(Dataset items)
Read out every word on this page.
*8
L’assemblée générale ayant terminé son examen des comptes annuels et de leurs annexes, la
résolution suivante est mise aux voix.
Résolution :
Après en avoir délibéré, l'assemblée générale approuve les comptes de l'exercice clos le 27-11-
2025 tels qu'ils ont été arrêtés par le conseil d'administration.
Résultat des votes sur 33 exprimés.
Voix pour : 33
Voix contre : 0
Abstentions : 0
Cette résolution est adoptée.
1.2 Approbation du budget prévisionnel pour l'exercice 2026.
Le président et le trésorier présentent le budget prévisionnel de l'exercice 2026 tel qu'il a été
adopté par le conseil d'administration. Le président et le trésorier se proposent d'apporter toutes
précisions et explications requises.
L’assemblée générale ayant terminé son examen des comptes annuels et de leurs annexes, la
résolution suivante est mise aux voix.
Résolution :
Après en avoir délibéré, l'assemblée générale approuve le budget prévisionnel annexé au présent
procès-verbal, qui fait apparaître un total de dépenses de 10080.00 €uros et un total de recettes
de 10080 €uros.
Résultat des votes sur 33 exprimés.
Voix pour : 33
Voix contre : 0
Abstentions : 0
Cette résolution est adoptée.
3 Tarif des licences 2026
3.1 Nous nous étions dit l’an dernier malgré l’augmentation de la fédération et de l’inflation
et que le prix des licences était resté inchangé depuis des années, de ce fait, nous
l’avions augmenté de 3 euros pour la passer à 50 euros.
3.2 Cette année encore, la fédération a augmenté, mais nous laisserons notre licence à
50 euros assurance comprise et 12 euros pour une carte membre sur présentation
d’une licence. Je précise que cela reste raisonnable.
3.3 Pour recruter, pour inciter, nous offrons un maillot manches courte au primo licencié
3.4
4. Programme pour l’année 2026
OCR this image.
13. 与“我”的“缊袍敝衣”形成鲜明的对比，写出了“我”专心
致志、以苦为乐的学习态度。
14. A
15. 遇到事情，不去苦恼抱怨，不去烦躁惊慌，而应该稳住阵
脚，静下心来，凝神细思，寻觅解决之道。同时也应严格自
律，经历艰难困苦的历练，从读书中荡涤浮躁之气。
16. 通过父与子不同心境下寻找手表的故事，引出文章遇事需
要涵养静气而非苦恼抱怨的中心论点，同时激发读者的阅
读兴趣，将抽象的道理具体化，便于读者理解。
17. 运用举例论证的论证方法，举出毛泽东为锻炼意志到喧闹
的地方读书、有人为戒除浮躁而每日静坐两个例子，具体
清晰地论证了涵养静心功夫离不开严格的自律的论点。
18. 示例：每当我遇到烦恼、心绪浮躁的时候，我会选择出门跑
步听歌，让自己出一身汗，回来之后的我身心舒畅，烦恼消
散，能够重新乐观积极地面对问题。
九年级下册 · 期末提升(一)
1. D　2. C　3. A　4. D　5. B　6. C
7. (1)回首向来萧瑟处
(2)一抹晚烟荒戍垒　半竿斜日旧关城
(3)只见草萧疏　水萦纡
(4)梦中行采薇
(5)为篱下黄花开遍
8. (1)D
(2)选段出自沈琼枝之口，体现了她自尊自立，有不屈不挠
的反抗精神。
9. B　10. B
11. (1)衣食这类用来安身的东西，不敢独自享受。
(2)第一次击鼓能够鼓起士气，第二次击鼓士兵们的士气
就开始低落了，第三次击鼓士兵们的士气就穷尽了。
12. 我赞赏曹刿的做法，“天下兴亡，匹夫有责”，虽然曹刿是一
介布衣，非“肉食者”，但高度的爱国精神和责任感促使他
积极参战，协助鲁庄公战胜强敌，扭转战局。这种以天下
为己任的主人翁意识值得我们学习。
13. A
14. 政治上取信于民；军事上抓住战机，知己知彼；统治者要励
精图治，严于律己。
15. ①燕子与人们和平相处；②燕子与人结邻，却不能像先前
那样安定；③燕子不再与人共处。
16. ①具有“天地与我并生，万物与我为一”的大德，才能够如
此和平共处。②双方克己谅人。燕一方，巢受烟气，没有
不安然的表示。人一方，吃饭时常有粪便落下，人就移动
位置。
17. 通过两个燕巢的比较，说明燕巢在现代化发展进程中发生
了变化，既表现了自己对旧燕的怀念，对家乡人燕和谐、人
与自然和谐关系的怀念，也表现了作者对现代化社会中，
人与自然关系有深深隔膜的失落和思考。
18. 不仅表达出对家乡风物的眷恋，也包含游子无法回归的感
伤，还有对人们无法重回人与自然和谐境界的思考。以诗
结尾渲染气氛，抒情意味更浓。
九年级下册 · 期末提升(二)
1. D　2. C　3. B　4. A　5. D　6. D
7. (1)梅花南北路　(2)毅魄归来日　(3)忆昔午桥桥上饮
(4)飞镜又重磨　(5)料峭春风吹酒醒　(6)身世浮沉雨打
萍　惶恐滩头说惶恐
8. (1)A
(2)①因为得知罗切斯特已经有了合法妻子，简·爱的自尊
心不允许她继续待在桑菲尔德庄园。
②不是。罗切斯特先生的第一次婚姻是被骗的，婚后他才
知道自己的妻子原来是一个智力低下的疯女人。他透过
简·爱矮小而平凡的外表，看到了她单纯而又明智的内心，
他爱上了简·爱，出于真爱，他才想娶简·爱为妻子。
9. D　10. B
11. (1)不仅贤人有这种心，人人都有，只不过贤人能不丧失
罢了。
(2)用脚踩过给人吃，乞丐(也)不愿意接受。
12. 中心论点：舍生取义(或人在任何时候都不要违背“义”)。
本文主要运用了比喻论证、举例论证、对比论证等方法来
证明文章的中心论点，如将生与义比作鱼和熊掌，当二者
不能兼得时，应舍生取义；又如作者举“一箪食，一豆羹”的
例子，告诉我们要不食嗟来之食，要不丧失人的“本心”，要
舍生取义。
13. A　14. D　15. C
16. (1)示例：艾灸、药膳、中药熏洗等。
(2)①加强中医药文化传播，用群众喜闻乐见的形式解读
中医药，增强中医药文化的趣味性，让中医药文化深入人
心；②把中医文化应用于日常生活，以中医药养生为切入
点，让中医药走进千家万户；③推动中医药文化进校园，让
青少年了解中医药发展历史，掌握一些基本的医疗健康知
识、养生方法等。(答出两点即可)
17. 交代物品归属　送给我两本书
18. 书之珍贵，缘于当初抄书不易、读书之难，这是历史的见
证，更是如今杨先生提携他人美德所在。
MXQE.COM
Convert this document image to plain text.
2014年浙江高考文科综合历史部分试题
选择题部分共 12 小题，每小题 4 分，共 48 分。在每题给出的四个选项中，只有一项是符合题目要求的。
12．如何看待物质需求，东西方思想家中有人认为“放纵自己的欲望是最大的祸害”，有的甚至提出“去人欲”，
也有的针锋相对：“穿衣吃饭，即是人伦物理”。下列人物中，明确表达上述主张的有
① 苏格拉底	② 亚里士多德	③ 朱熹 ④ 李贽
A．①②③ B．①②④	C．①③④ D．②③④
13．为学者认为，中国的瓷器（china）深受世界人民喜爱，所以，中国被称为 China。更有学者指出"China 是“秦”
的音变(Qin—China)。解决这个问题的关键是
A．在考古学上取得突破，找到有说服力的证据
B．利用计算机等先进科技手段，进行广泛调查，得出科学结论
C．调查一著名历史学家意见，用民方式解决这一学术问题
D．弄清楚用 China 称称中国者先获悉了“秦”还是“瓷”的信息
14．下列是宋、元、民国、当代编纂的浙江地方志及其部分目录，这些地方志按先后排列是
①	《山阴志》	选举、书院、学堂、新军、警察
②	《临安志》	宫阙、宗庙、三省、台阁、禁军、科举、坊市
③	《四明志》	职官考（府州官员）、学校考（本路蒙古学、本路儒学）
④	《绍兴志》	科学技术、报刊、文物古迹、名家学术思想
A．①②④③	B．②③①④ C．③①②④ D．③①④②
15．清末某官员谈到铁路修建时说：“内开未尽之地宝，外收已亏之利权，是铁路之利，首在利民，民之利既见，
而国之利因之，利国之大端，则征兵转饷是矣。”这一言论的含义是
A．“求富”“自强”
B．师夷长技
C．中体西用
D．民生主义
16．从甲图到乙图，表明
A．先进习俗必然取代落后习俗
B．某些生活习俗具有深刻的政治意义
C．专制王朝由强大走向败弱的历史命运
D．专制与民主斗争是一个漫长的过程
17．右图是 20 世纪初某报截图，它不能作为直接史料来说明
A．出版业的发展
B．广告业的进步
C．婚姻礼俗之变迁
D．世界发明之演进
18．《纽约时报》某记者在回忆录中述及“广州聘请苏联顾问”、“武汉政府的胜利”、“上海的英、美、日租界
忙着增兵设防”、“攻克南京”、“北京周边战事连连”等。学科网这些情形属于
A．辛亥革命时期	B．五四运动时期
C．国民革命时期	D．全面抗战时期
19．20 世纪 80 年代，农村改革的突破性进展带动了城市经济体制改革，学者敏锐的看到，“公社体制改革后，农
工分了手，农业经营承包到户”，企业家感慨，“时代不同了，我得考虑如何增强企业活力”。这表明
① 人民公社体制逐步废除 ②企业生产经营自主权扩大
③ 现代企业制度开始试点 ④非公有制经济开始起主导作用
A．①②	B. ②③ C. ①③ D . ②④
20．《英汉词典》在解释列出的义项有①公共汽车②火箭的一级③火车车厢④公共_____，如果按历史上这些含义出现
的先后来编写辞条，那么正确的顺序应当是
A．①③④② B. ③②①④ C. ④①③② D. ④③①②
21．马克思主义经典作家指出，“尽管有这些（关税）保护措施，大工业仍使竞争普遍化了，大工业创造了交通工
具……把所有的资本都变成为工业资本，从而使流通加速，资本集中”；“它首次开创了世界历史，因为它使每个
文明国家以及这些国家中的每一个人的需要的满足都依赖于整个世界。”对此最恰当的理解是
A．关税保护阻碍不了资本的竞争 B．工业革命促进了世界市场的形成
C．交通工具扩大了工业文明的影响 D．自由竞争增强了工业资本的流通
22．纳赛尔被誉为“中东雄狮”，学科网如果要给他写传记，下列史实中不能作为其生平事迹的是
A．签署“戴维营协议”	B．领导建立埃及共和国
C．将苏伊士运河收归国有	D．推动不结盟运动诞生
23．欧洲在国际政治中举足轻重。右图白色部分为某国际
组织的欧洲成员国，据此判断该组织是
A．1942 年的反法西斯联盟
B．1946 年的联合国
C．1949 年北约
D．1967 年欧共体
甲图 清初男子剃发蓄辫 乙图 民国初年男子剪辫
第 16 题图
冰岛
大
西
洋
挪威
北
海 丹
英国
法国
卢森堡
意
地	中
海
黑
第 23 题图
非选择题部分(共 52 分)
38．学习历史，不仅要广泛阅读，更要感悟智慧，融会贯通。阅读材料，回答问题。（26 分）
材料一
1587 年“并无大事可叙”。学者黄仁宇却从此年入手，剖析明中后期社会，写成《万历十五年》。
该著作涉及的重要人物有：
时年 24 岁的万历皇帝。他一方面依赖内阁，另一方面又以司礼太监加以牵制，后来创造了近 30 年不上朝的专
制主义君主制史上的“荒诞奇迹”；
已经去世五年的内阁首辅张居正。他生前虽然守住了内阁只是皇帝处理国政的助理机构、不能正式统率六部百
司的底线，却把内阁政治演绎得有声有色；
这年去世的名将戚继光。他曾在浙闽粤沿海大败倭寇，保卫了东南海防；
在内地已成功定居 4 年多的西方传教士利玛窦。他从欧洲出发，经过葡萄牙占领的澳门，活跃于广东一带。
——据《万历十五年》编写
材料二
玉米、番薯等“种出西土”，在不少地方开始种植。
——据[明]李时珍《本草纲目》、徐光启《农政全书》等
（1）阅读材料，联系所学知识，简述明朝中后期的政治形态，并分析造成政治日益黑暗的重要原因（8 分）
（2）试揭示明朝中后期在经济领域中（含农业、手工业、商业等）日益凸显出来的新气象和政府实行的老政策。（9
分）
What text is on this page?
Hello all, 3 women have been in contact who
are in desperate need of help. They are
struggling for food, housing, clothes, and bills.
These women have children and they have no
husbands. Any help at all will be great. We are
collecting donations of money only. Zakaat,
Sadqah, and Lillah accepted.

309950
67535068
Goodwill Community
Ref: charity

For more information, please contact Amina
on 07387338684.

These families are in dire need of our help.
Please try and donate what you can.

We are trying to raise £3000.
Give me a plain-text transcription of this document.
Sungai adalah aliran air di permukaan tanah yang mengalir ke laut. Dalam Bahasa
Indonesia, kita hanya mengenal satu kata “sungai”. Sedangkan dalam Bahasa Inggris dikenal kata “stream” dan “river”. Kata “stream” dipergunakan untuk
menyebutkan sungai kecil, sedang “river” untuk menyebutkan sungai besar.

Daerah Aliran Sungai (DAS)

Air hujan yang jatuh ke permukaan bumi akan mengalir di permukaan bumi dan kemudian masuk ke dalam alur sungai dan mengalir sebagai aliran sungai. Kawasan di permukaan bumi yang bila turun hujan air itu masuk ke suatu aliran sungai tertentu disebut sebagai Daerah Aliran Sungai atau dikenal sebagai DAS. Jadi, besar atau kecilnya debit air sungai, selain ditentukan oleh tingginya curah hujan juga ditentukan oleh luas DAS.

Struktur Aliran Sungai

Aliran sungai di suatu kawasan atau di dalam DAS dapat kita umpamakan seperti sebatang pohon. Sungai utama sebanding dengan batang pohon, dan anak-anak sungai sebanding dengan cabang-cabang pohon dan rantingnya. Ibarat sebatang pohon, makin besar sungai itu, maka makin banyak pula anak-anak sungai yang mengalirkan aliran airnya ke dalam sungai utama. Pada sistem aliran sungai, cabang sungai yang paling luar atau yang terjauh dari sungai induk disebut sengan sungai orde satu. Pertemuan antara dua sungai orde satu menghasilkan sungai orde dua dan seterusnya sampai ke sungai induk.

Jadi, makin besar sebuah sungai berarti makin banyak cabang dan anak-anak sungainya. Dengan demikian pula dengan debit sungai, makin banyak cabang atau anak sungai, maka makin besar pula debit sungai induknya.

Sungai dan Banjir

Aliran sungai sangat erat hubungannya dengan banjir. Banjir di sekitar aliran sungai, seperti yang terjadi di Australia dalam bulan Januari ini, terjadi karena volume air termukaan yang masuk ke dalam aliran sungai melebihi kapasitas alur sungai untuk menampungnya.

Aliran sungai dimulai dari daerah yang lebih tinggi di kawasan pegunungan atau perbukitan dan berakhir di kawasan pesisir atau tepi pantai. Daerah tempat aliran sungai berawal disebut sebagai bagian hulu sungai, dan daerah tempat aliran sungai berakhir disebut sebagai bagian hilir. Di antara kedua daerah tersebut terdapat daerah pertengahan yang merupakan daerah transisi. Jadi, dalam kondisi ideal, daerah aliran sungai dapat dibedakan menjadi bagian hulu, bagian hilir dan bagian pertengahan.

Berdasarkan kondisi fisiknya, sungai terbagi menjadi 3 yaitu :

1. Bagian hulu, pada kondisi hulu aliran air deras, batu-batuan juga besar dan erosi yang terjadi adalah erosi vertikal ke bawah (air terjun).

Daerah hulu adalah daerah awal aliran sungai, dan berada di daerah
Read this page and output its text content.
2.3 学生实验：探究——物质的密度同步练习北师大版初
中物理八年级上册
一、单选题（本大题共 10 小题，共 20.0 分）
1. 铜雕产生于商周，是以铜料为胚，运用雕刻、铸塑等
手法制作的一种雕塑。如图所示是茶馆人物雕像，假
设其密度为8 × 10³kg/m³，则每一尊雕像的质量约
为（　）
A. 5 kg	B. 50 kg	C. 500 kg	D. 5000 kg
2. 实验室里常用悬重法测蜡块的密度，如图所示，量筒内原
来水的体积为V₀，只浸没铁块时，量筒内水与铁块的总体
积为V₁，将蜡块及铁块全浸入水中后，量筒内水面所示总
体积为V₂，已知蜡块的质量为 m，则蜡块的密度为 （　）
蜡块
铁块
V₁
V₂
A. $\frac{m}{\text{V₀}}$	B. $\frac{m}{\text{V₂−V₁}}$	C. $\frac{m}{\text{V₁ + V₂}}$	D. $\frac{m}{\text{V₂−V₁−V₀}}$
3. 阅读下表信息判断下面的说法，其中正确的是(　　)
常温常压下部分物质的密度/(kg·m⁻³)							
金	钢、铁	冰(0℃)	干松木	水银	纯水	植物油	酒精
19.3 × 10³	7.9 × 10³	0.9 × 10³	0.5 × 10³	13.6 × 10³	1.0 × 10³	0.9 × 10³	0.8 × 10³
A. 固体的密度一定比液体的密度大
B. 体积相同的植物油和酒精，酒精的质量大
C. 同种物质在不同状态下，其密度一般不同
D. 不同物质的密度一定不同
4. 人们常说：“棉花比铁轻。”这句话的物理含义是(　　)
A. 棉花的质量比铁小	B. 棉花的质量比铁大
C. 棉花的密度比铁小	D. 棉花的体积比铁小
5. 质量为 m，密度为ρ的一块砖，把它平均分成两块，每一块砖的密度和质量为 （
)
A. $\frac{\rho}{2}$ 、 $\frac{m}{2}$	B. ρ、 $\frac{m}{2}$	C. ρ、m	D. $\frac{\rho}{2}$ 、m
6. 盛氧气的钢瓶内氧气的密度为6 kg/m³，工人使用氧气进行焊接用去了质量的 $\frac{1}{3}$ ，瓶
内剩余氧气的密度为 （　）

**EXERCISE BRIEF**:
Report back each line of the entries that holds the string "untuk".

**FULL SOLUTION**:
Indonesia, kita hanya mengenal satu kata “sungai”. Sedangkan dalam Bahasa Inggris dikenal kata “stream” dan “river”. Kata “stream” dipergunakan untuk
menyebutkan sungai kecil, sedang “river” untuk menyebutkan sungai besar.
Aliran sungai sangat erat hubungannya dengan banjir. Banjir di sekitar aliran sungai, seperti yang terjadi di Australia dalam bulan Januari ini, terjadi karena volume air termukaan yang masuk ke dalam aliran sungai melebihi kapasitas alur sungai untuk menampungnya.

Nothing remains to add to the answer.